---------- Data records

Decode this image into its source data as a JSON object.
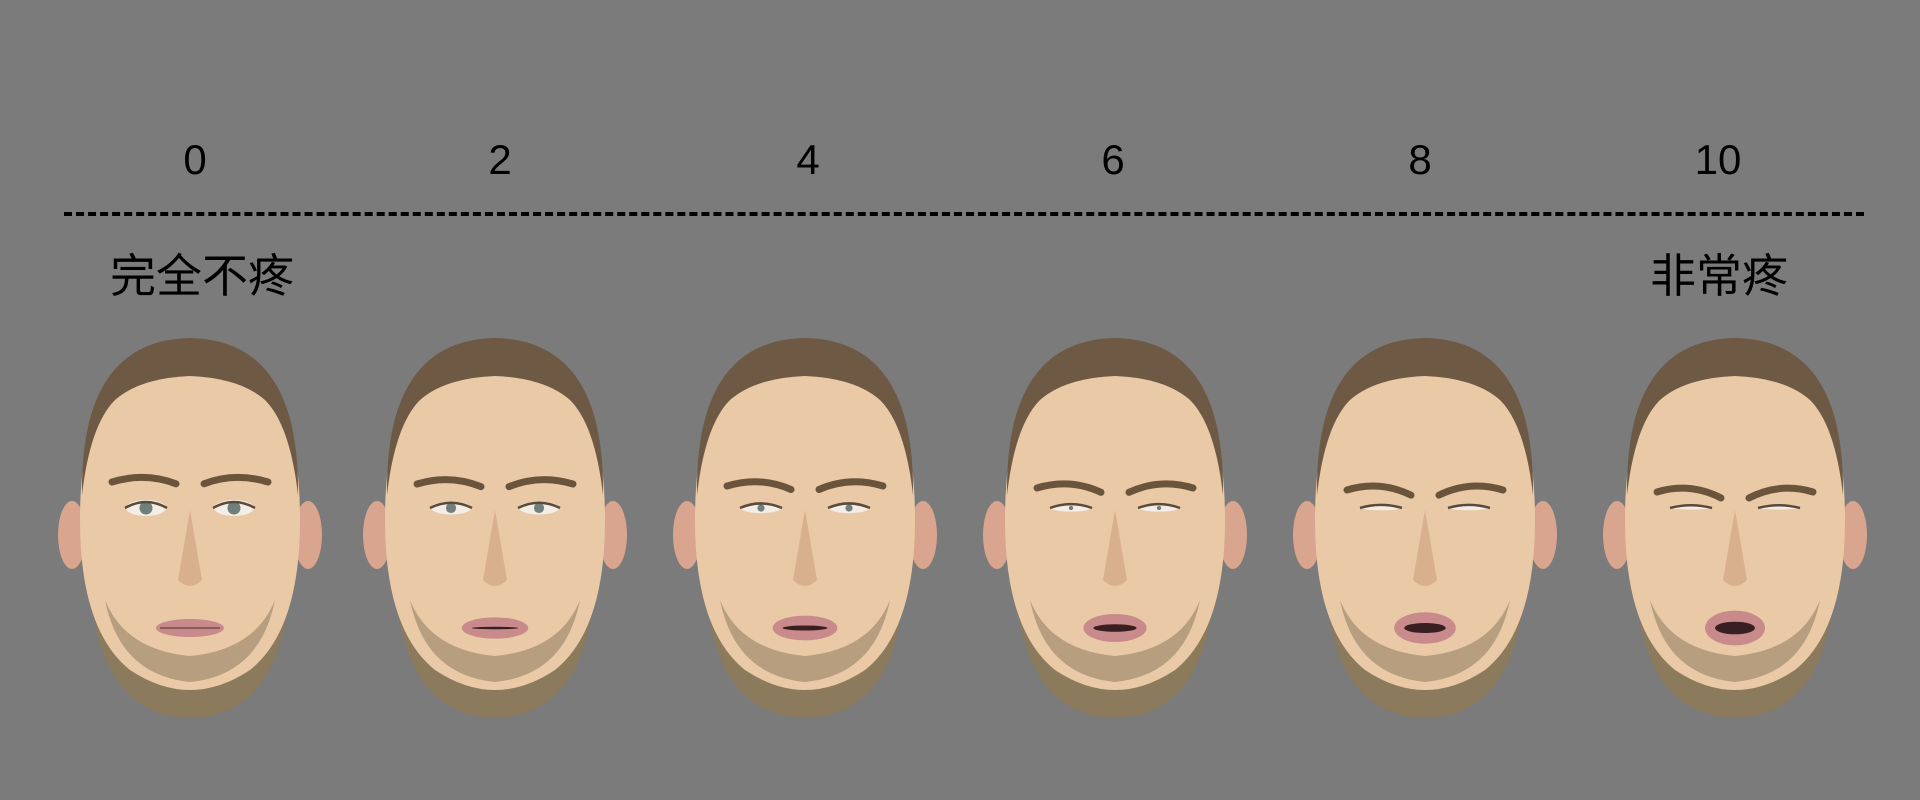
{
  "scale": {
    "ticks": [
      "0",
      "2",
      "4",
      "6",
      "8",
      "10"
    ],
    "left_anchor": "完全不疼",
    "right_anchor": "非常疼"
  },
  "faces": [
    {
      "pain": 0
    },
    {
      "pain": 2
    },
    {
      "pain": 4
    },
    {
      "pain": 6
    },
    {
      "pain": 8
    },
    {
      "pain": 10
    }
  ],
  "colors": {
    "background": "#7b7b7b",
    "text": "#000000",
    "skin": "#e9c9a6",
    "hair": "#6e5a44",
    "beard": "#8c7a5c",
    "lips": "#c98a8c"
  }
}
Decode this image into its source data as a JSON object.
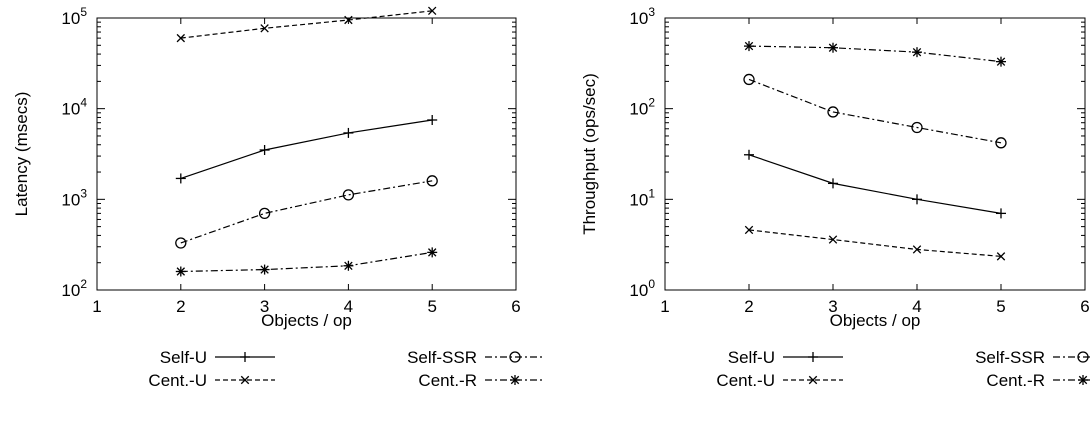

--------------------

**Work instructions**
Print every entry exactly as written, without the pictures.

**Solution below**
Decode this image into its source data as a JSON object.
{
  "scale": {
    "ticks": [
      "0",
      "2",
      "4",
      "6",
      "8",
      "10"
    ],
    "left_anchor": "完全不疼",
    "right_anchor": "非常疼"
  },
  "faces": [
    {
      "pain": 0
    },
    {
      "pain": 2
    },
    {
      "pain": 4
    },
    {
      "pain": 6
    },
    {
      "pain": 8
    },
    {
      "pain": 10
    }
  ],
  "colors": {
    "background": "#7b7b7b",
    "text": "#000000",
    "skin": "#e9c9a6",
    "hair": "#6e5a44",
    "beard": "#8c7a5c",
    "lips": "#c98a8c"
  }
}
Decode this image into its source data as a JSON object.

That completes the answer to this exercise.